**Task instructions**
Could you filter the records below and keep only the lines with the word "Anorectal"?

**Data to use**

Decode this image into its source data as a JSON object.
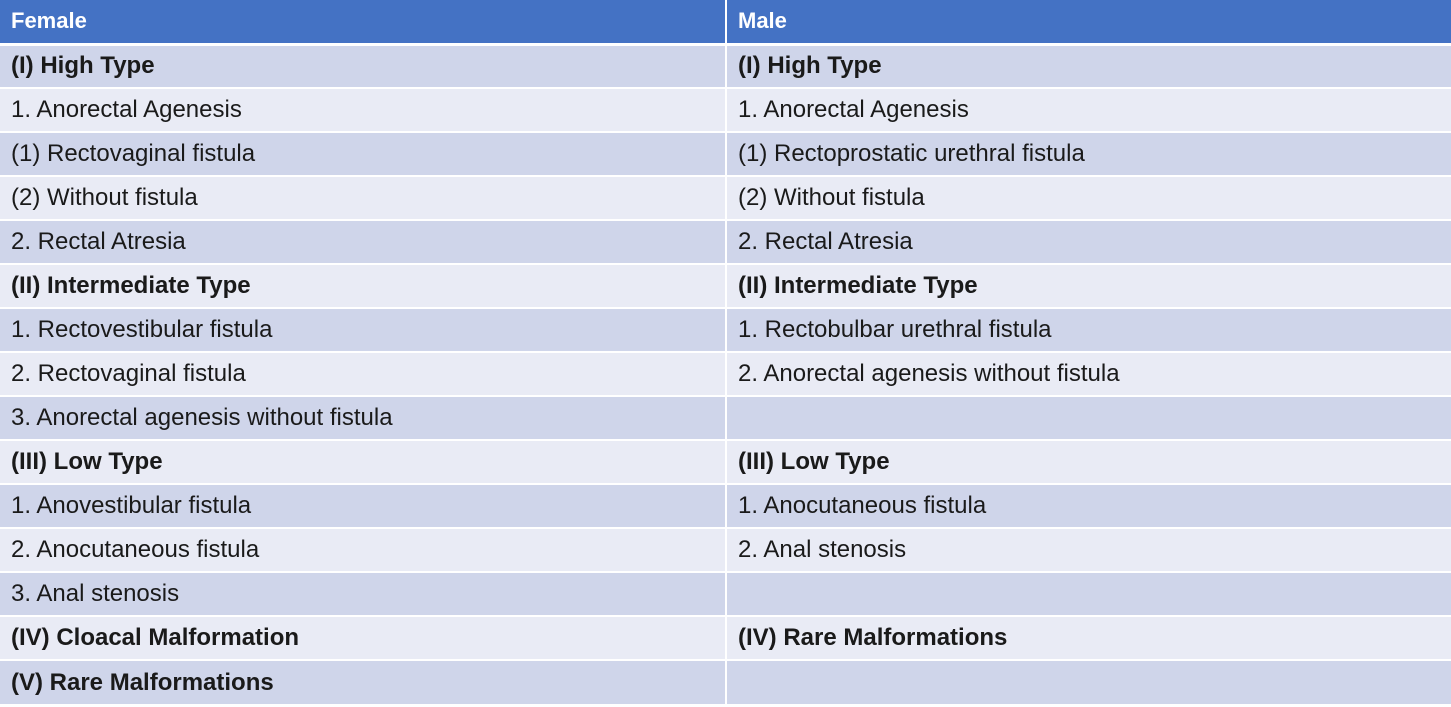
{
  "header": {
    "female": "Female",
    "male": "Male"
  },
  "rows": [
    {
      "female": "(I) High Type",
      "male": "(I) High Type"
    },
    {
      "female": "1. Anorectal Agenesis",
      "male": "1. Anorectal Agenesis"
    },
    {
      "female": "(1) Rectovaginal fistula",
      "male": "(1) Rectoprostatic urethral fistula"
    },
    {
      "female": "(2) Without fistula",
      "male": "(2) Without fistula"
    },
    {
      "female": "2. Rectal Atresia",
      "male": "2. Rectal Atresia"
    },
    {
      "female": "(II) Intermediate Type",
      "male": "(II) Intermediate Type"
    },
    {
      "female": "1. Rectovestibular fistula",
      "male": "1. Rectobulbar urethral fistula"
    },
    {
      "female": "2. Rectovaginal fistula",
      "male": "2. Anorectal agenesis without fistula"
    },
    {
      "female": "3. Anorectal agenesis without fistula",
      "male": ""
    },
    {
      "female": "(III) Low Type",
      "male": "(III) Low Type"
    },
    {
      "female": "1. Anovestibular fistula",
      "male": "1. Anocutaneous fistula"
    },
    {
      "female": "2. Anocutaneous fistula",
      "male": "2. Anal stenosis"
    },
    {
      "female": "3. Anal stenosis",
      "male": ""
    },
    {
      "female": "(IV) Cloacal Malformation",
      "male": "(IV) Rare Malformations"
    },
    {
      "female": "(V) Rare Malformations",
      "male": ""
    }
  ],
  "colors": {
    "header_bg": "#4472c4",
    "row_dark": "#cfd5ea",
    "row_light": "#e9ebf5",
    "header_text": "#ffffff"
  }
}
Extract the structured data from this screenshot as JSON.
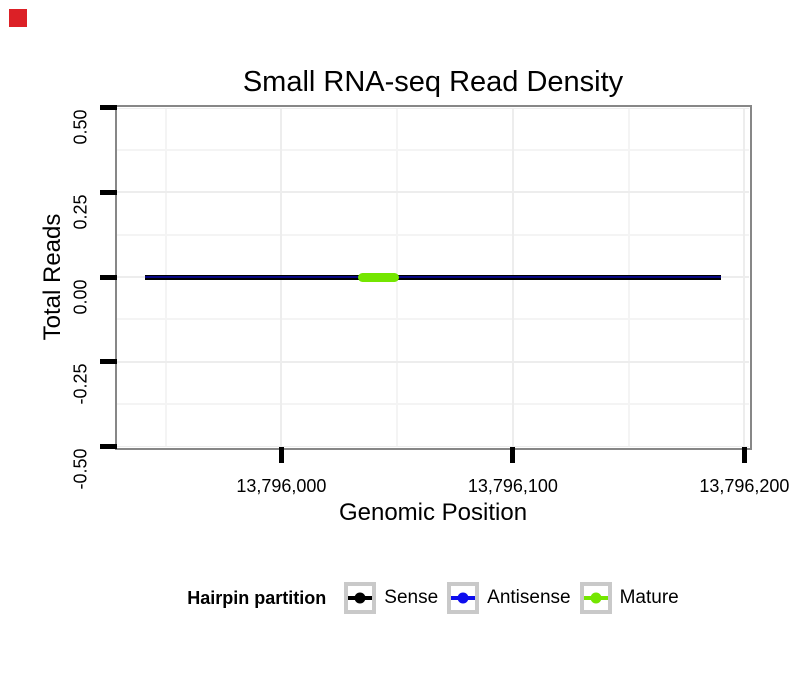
{
  "click_marker": {
    "color": "#DC2026"
  },
  "chart_data": {
    "type": "line",
    "title": "Small RNA-seq Read Density",
    "xlabel": "Genomic Position",
    "ylabel": "Total Reads",
    "xlim": [
      13795929,
      13796202
    ],
    "ylim": [
      -0.5,
      0.5
    ],
    "x_ticks": [
      {
        "value": 13796000,
        "label": "13,796,000"
      },
      {
        "value": 13796100,
        "label": "13,796,100"
      },
      {
        "value": 13796200,
        "label": "13,796,200"
      }
    ],
    "x_minor_ticks": [
      13795950,
      13796050,
      13796150
    ],
    "y_ticks": [
      {
        "value": 0.5,
        "label": "0.50"
      },
      {
        "value": 0.25,
        "label": "0.25"
      },
      {
        "value": 0,
        "label": "0.00"
      },
      {
        "value": -0.25,
        "label": "-0.25"
      },
      {
        "value": -0.5,
        "label": "-0.50"
      }
    ],
    "y_minor_ticks": [
      0.375,
      0.125,
      -0.125,
      -0.375
    ],
    "grid": "major and minor gridlines, very light gray on white panel, gray panel border",
    "legend": {
      "title": "Hairpin partition",
      "position": "bottom",
      "items": [
        {
          "label": "Sense",
          "color": "#000000"
        },
        {
          "label": "Antisense",
          "color": "#0D0DEE"
        },
        {
          "label": "Mature",
          "color": "#74E600"
        }
      ]
    },
    "series": [
      {
        "name": "Sense",
        "color": "#000000",
        "x": [
          13795941,
          13796190
        ],
        "y": [
          0,
          0
        ],
        "linewidth": 5,
        "cap": "butt"
      },
      {
        "name": "Antisense",
        "color": "#0D0DEE",
        "x": [
          13795941,
          13796190
        ],
        "y": [
          0,
          0
        ],
        "linewidth": 2,
        "cap": "butt",
        "opacity": 0.55
      },
      {
        "name": "Mature",
        "color": "#74E600",
        "x": [
          13796035,
          13796049
        ],
        "y": [
          0,
          0
        ],
        "linewidth": 9,
        "cap": "round"
      }
    ]
  }
}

**Result for this exercise**
      "female": "1. Anorectal Agenesis",
      "male": "1. Anorectal Agenesis"
      "male": "2. Anorectal agenesis without fistula"
      "female": "3. Anorectal agenesis without fistula",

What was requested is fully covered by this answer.